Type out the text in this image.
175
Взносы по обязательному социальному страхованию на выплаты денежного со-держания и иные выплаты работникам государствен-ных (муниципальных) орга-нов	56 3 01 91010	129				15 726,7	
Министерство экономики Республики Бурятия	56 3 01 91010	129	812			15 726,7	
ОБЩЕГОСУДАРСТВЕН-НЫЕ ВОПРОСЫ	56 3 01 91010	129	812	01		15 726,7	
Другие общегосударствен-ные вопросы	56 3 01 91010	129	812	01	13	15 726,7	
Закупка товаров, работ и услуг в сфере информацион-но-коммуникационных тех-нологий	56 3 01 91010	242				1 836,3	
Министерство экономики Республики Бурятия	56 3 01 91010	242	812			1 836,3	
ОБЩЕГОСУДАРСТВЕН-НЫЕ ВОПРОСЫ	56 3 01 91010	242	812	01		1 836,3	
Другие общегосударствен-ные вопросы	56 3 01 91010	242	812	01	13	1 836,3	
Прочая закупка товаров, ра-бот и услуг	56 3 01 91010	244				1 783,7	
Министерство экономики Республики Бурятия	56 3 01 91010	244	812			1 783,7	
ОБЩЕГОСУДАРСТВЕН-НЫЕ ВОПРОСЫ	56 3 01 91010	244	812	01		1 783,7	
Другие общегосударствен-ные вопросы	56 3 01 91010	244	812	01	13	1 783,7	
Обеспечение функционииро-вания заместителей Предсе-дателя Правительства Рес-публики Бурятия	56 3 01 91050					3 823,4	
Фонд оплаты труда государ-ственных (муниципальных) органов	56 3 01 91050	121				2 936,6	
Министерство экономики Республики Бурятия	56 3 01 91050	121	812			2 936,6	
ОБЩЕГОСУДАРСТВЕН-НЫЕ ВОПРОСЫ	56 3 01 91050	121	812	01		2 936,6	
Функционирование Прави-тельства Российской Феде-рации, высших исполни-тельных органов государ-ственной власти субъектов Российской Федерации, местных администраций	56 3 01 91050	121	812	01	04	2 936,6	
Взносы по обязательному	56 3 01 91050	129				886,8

######

▶ [Problem to work on]:
Please repeat the listing above in full and exactly.

▶ [Worked solution]:
Type out the text in this image.
175
Взносы по обязательному социальному страхованию на выплаты денежного со-держания и иные выплаты работникам государствен-ных (муниципальных) орга-нов	56 3 01 91010	129				15 726,7	
Министерство экономики Республики Бурятия	56 3 01 91010	129	812			15 726,7	
ОБЩЕГОСУДАРСТВЕН-НЫЕ ВОПРОСЫ	56 3 01 91010	129	812	01		15 726,7	
Другие общегосударствен-ные вопросы	56 3 01 91010	129	812	01	13	15 726,7	
Закупка товаров, работ и услуг в сфере информацион-но-коммуникационных тех-нологий	56 3 01 91010	242				1 836,3	
Министерство экономики Республики Бурятия	56 3 01 91010	242	812			1 836,3	
ОБЩЕГОСУДАРСТВЕН-НЫЕ ВОПРОСЫ	56 3 01 91010	242	812	01		1 836,3	
Другие общегосударствен-ные вопросы	56 3 01 91010	242	812	01	13	1 836,3	
Прочая закупка товаров, ра-бот и услуг	56 3 01 91010	244				1 783,7	
Министерство экономики Республики Бурятия	56 3 01 91010	244	812			1 783,7	
ОБЩЕГОСУДАРСТВЕН-НЫЕ ВОПРОСЫ	56 3 01 91010	244	812	01		1 783,7	
Другие общегосударствен-ные вопросы	56 3 01 91010	244	812	01	13	1 783,7	
Обеспечение функционииро-вания заместителей Предсе-дателя Правительства Рес-публики Бурятия	56 3 01 91050					3 823,4	
Фонд оплаты труда государ-ственных (муниципальных) органов	56 3 01 91050	121				2 936,6	
Министерство экономики Республики Бурятия	56 3 01 91050	121	812			2 936,6	
ОБЩЕГОСУДАРСТВЕН-НЫЕ ВОПРОСЫ	56 3 01 91050	121	812	01		2 936,6	
Функционирование Прави-тельства Российской Феде-рации, высших исполни-тельных органов государ-ственной власти субъектов Российской Федерации, местных администраций	56 3 01 91050	121	812	01	04	2 936,6	
Взносы по обязательному	56 3 01 91050	129				886,8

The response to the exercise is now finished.